[Required task] Every entry must be repeated exactly. Exclude all pictures.

─── Dataset records

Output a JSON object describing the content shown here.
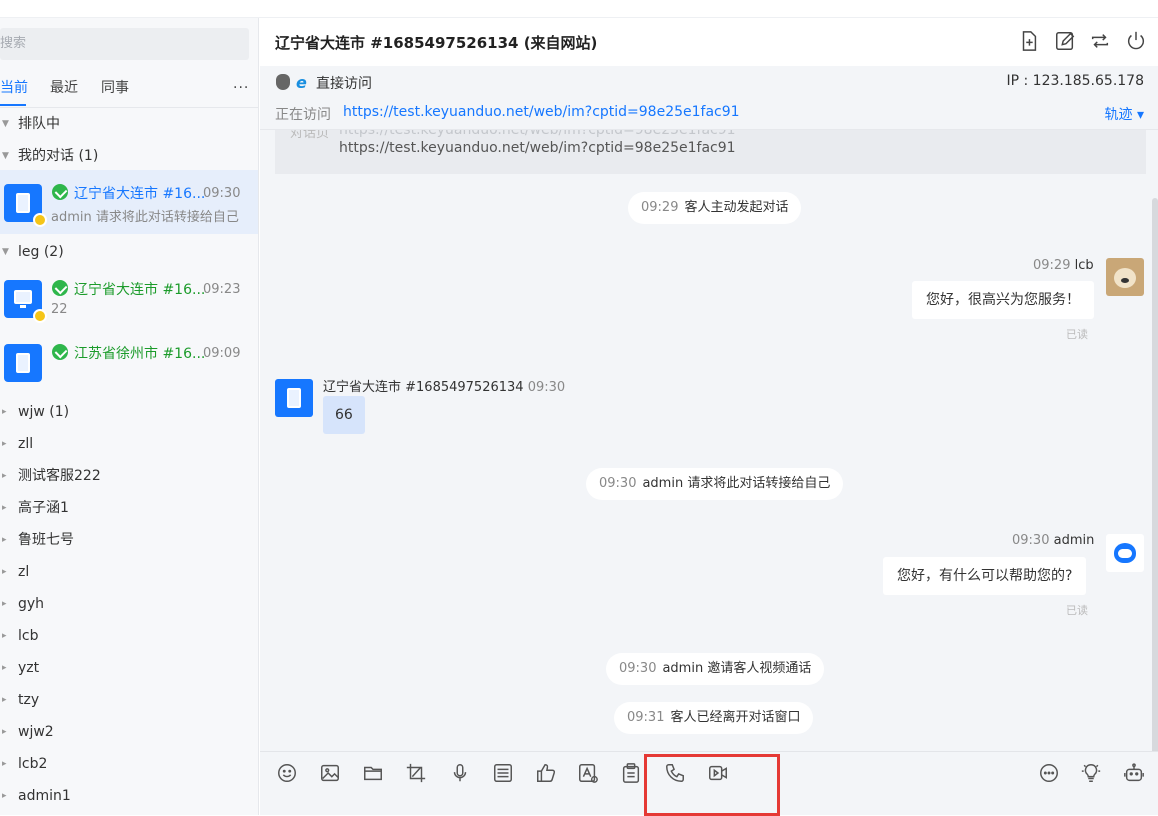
{
  "sidebar": {
    "search_placeholder": "搜索",
    "tabs": [
      "当前",
      "最近",
      "同事"
    ],
    "more": "···",
    "groups": [
      {
        "label": "排队中"
      },
      {
        "label": "我的对话 (1)"
      },
      {
        "label": "leg (2)"
      },
      {
        "label": "wjw (1)"
      },
      {
        "label": "zll"
      },
      {
        "label": "测试客服222"
      },
      {
        "label": "高子涵1"
      },
      {
        "label": "鲁班七号"
      },
      {
        "label": "zl"
      },
      {
        "label": "gyh"
      },
      {
        "label": "lcb"
      },
      {
        "label": "yzt"
      },
      {
        "label": "tzy"
      },
      {
        "label": "wjw2"
      },
      {
        "label": "lcb2"
      },
      {
        "label": "admin1"
      }
    ],
    "conversations": [
      {
        "title": "辽宁省大连市 #16...",
        "time": "09:30",
        "sub": "admin 请求将此对话转接给自己"
      },
      {
        "title": "辽宁省大连市 #16...",
        "time": "09:23",
        "sub": "22"
      },
      {
        "title": "江苏省徐州市 #16...",
        "time": "09:09",
        "sub": ""
      }
    ]
  },
  "header": {
    "title": "辽宁省大连市 #1685497526134 (来自网站)"
  },
  "info": {
    "access": "直接访问",
    "ip": "IP : 123.185.65.178",
    "visiting_label": "正在访问",
    "visiting_url": "https://test.keyuanduo.net/web/im?cptid=98e25e1fac91",
    "trace": "轨迹 ▾",
    "ref_label": "对话页",
    "ref_url_faded": "https://test.keyuanduo.net/web/im?cptid=98e25e1fac91",
    "ref_url": "https://test.keyuanduo.net/web/im?cptid=98e25e1fac91"
  },
  "messages": {
    "sys1": {
      "time": "09:29",
      "text": "客人主动发起对话"
    },
    "agent1": {
      "time": "09:29",
      "name": "lcb",
      "text": "您好，很高兴为您服务！",
      "status": "已读"
    },
    "visitor1": {
      "name": "辽宁省大连市 #1685497526134",
      "time": "09:30",
      "text": "66"
    },
    "sys2": {
      "time": "09:30",
      "text": "admin 请求将此对话转接给自己"
    },
    "agent2": {
      "time": "09:30",
      "name": "admin",
      "text": "您好，有什么可以帮助您的?",
      "status": "已读"
    },
    "sys3": {
      "time": "09:30",
      "text": "admin 邀请客人视频通话"
    },
    "sys4": {
      "time": "09:31",
      "text": "客人已经离开对话窗口"
    }
  },
  "toolbar": {
    "icons": [
      "emoji-icon",
      "image-icon",
      "folder-icon",
      "screenshot-icon",
      "microphone-icon",
      "quick-reply-icon",
      "thumbs-up-icon",
      "translate-icon",
      "clipboard-icon",
      "phone-icon",
      "video-icon",
      "comment-icon",
      "bulb-icon",
      "robot-icon"
    ]
  }
}
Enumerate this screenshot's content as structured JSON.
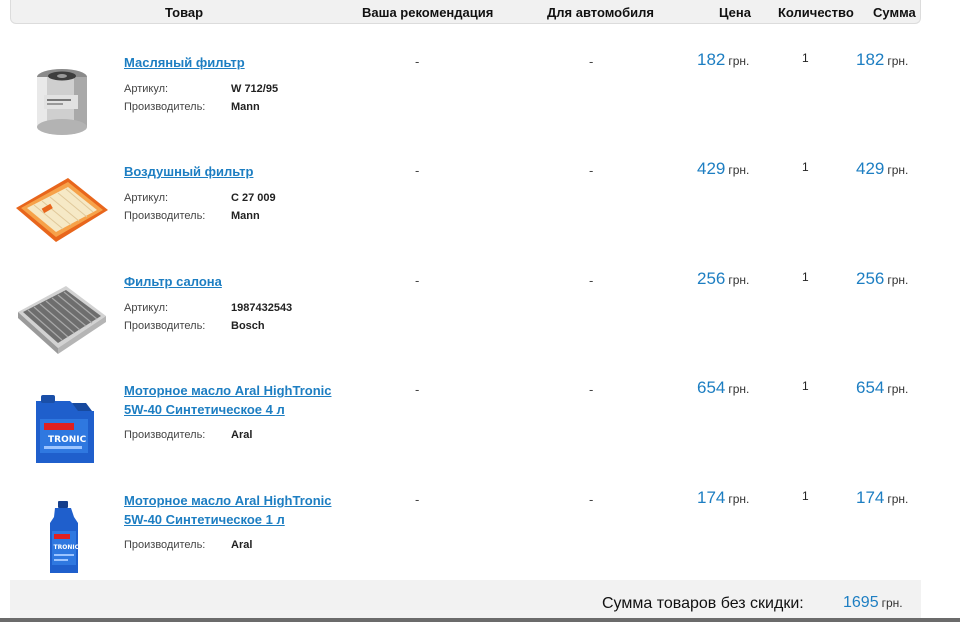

──────

[Answer to the exercise]
Output a JSON object describing the content shown here.
{
  "sidebar": {
    "search_placeholder": "搜索",
    "tabs": [
      "当前",
      "最近",
      "同事"
    ],
    "more": "···",
    "groups": [
      {
        "label": "排队中"
      },
      {
        "label": "我的对话 (1)"
      },
      {
        "label": "leg (2)"
      },
      {
        "label": "wjw (1)"
      },
      {
        "label": "zll"
      },
      {
        "label": "测试客服222"
      },
      {
        "label": "高子涵1"
      },
      {
        "label": "鲁班七号"
      },
      {
        "label": "zl"
      },
      {
        "label": "gyh"
      },
      {
        "label": "lcb"
      },
      {
        "label": "yzt"
      },
      {
        "label": "tzy"
      },
      {
        "label": "wjw2"
      },
      {
        "label": "lcb2"
      },
      {
        "label": "admin1"
      }
    ],
    "conversations": [
      {
        "title": "辽宁省大连市 #16...",
        "time": "09:30",
        "sub": "admin 请求将此对话转接给自己"
      },
      {
        "title": "辽宁省大连市 #16...",
        "time": "09:23",
        "sub": "22"
      },
      {
        "title": "江苏省徐州市 #16...",
        "time": "09:09",
        "sub": ""
      }
    ]
  },
  "header": {
    "title": "辽宁省大连市 #1685497526134 (来自网站)"
  },
  "info": {
    "access": "直接访问",
    "ip": "IP : 123.185.65.178",
    "visiting_label": "正在访问",
    "visiting_url": "https://test.keyuanduo.net/web/im?cptid=98e25e1fac91",
    "trace": "轨迹 ▾",
    "ref_label": "对话页",
    "ref_url_faded": "https://test.keyuanduo.net/web/im?cptid=98e25e1fac91",
    "ref_url": "https://test.keyuanduo.net/web/im?cptid=98e25e1fac91"
  },
  "messages": {
    "sys1": {
      "time": "09:29",
      "text": "客人主动发起对话"
    },
    "agent1": {
      "time": "09:29",
      "name": "lcb",
      "text": "您好，很高兴为您服务！",
      "status": "已读"
    },
    "visitor1": {
      "name": "辽宁省大连市 #1685497526134",
      "time": "09:30",
      "text": "66"
    },
    "sys2": {
      "time": "09:30",
      "text": "admin 请求将此对话转接给自己"
    },
    "agent2": {
      "time": "09:30",
      "name": "admin",
      "text": "您好，有什么可以帮助您的?",
      "status": "已读"
    },
    "sys3": {
      "time": "09:30",
      "text": "admin 邀请客人视频通话"
    },
    "sys4": {
      "time": "09:31",
      "text": "客人已经离开对话窗口"
    }
  },
  "toolbar": {
    "icons": [
      "emoji-icon",
      "image-icon",
      "folder-icon",
      "screenshot-icon",
      "microphone-icon",
      "quick-reply-icon",
      "thumbs-up-icon",
      "translate-icon",
      "clipboard-icon",
      "phone-icon",
      "video-icon",
      "comment-icon",
      "bulb-icon",
      "robot-icon"
    ]
  }
}
Enumerate this screenshot's content as structured JSON.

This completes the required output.